Dataset rows:
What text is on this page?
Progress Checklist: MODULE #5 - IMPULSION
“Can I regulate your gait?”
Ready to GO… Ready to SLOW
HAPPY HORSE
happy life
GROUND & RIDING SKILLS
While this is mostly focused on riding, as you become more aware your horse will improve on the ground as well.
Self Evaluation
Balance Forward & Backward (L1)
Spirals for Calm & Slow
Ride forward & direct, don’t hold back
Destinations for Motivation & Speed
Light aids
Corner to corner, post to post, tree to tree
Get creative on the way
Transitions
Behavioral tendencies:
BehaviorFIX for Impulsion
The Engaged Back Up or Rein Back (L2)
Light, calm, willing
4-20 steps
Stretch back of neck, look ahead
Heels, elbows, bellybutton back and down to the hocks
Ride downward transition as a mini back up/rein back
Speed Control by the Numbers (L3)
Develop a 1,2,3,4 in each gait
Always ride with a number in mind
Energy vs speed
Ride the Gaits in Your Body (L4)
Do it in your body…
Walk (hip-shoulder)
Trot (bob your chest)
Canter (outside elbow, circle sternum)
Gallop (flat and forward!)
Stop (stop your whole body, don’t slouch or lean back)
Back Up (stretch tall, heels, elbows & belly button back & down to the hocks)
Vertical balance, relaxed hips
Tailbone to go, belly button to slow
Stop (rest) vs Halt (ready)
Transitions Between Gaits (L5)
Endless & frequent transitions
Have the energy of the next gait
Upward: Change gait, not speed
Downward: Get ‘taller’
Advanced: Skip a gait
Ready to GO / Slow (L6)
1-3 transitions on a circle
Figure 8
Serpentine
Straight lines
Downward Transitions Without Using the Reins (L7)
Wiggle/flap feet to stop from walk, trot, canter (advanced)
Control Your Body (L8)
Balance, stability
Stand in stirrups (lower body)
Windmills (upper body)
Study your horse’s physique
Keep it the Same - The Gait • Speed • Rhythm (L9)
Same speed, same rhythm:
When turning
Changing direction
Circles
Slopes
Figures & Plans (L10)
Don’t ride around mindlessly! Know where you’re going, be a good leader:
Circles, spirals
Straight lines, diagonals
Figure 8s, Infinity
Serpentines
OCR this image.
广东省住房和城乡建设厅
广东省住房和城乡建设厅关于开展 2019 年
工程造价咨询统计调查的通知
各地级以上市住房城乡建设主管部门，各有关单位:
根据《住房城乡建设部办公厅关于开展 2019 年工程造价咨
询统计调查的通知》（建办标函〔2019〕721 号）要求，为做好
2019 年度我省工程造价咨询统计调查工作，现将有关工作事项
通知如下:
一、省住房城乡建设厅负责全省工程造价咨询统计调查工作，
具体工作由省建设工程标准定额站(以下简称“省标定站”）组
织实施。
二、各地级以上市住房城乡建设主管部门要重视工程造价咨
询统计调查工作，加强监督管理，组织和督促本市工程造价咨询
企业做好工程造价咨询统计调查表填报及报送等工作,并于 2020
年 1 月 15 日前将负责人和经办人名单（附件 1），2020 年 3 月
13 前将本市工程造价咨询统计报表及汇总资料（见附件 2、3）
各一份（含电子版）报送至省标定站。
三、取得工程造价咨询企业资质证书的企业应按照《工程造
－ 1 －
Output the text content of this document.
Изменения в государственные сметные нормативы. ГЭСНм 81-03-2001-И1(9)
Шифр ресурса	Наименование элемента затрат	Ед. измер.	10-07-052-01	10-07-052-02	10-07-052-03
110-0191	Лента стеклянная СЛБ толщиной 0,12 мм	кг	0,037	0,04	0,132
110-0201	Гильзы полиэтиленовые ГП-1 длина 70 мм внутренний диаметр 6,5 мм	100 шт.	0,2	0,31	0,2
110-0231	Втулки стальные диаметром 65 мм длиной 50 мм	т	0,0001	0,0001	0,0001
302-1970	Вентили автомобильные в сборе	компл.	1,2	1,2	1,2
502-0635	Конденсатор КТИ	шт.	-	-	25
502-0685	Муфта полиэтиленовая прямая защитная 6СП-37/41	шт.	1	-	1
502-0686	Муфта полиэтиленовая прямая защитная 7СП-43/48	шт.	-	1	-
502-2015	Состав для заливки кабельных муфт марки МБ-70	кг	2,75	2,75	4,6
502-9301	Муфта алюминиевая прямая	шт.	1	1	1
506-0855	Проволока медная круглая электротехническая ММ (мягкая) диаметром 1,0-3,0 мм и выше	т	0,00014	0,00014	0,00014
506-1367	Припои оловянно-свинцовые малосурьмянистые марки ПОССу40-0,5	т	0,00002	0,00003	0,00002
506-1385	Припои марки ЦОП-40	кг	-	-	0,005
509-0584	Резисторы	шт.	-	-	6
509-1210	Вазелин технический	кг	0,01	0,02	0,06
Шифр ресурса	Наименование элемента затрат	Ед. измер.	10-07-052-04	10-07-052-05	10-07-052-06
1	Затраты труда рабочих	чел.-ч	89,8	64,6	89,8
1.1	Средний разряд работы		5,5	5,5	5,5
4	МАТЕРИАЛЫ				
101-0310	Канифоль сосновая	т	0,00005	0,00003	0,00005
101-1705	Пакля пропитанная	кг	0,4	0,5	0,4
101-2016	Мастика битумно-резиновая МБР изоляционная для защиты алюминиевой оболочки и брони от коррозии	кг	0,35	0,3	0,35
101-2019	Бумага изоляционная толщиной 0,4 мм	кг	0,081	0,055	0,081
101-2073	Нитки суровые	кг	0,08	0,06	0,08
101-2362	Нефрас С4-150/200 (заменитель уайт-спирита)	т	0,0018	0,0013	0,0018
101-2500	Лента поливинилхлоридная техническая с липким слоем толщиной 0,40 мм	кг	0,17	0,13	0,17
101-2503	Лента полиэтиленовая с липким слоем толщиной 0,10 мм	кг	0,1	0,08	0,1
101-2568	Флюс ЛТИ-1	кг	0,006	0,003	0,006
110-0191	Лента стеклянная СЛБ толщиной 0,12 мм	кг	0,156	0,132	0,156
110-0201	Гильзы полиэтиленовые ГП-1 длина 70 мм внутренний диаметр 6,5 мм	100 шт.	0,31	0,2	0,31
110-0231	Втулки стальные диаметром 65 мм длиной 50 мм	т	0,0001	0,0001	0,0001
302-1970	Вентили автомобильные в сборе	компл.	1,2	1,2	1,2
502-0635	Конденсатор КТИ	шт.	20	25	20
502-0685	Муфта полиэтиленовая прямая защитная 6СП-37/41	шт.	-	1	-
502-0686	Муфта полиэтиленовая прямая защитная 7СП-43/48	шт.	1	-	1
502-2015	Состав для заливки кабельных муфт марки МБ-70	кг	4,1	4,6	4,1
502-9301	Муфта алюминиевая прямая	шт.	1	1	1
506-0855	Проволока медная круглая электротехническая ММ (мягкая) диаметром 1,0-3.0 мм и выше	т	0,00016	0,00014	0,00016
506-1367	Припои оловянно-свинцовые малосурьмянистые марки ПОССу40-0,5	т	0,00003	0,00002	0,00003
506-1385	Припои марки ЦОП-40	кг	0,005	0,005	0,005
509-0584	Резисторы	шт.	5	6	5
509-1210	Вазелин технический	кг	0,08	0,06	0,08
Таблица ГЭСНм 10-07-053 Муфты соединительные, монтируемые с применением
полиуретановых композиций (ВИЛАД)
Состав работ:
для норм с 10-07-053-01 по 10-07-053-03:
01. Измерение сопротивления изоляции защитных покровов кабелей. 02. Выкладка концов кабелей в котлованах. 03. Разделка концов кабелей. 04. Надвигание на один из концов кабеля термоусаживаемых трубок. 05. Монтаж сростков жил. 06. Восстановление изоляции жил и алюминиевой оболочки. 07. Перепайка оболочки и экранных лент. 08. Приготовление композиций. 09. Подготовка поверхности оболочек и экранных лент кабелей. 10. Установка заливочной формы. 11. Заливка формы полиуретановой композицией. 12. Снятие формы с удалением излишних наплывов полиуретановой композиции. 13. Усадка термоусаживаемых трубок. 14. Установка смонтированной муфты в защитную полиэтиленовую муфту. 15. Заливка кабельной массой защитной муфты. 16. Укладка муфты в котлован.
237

> **Aim of the exercise**: Read the data above. Pull out each line in which the string "lines" appears.

> **Solution**:
Straight lines
Straight lines, diagonals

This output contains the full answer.